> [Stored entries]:
'''

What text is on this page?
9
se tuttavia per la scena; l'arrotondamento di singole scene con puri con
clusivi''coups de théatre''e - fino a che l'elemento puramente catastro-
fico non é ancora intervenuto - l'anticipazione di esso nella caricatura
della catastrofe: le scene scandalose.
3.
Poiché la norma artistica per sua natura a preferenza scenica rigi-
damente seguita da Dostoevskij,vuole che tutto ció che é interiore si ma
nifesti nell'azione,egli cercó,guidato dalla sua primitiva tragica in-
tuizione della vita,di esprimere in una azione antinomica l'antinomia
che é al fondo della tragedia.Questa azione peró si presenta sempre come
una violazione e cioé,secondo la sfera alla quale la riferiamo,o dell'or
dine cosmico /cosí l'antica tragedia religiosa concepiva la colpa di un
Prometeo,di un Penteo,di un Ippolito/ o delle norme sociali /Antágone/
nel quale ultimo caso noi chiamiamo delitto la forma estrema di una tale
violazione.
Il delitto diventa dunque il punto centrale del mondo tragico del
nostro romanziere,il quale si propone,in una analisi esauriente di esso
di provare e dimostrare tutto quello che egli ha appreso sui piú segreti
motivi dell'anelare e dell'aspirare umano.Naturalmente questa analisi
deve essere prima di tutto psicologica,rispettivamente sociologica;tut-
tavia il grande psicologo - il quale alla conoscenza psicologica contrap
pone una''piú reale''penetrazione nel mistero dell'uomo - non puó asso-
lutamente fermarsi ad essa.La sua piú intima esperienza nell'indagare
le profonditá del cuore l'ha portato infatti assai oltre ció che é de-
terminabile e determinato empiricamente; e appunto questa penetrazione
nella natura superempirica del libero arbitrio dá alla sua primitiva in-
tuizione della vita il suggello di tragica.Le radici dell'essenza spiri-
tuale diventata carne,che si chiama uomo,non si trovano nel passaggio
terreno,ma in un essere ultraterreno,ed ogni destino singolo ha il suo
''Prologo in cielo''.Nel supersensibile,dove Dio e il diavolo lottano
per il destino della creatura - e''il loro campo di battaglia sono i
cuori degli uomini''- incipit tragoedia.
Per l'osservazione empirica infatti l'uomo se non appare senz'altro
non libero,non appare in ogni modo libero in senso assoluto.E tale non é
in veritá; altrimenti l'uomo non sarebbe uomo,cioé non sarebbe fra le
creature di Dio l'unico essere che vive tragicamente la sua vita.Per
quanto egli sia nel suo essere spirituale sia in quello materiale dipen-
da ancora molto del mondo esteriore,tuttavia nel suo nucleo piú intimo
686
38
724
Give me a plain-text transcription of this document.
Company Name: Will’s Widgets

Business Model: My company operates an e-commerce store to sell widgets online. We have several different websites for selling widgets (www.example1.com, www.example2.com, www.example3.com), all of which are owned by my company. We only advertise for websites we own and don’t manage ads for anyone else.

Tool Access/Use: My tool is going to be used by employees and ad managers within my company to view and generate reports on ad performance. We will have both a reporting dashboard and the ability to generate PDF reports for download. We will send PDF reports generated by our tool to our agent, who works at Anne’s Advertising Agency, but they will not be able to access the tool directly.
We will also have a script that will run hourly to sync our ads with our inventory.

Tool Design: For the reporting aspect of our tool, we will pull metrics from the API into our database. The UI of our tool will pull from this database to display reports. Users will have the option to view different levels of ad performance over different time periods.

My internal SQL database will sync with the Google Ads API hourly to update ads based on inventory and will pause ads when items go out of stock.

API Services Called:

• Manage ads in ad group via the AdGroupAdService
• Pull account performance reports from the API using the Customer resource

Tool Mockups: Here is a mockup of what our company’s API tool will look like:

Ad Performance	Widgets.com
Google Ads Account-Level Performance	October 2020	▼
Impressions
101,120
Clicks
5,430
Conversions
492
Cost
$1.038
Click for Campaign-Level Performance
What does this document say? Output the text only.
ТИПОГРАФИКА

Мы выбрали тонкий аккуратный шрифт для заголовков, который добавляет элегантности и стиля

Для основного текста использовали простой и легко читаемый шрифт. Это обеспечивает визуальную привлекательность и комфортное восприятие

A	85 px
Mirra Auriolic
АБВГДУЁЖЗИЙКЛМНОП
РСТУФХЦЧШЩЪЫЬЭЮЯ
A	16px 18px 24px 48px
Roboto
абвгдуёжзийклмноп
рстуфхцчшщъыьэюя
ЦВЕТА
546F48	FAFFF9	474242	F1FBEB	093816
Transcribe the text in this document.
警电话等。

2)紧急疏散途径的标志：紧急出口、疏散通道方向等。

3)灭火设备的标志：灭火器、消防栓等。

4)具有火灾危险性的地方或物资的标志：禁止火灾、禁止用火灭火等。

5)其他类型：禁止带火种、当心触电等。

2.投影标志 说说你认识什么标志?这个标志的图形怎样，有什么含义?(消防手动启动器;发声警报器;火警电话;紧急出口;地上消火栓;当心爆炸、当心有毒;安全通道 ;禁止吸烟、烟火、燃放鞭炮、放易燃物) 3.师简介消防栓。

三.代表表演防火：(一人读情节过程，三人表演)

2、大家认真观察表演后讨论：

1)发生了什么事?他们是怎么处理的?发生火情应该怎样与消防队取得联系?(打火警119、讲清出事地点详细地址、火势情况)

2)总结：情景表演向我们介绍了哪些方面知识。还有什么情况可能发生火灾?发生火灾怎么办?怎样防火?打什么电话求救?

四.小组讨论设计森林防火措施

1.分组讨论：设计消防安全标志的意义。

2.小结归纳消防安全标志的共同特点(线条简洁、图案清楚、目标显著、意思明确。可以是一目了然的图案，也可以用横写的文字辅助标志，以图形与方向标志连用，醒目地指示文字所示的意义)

'''

Search the entries for the word "from" and gather every line where it appears.

Tool Design: For the reporting aspect of our tool, we will pull metrics from the API into our database. The UI of our tool will pull from this database to display reports. Users will have the option to view different levels of ad performance over different time periods.
• Pull account performance reports from the API using the Customer resource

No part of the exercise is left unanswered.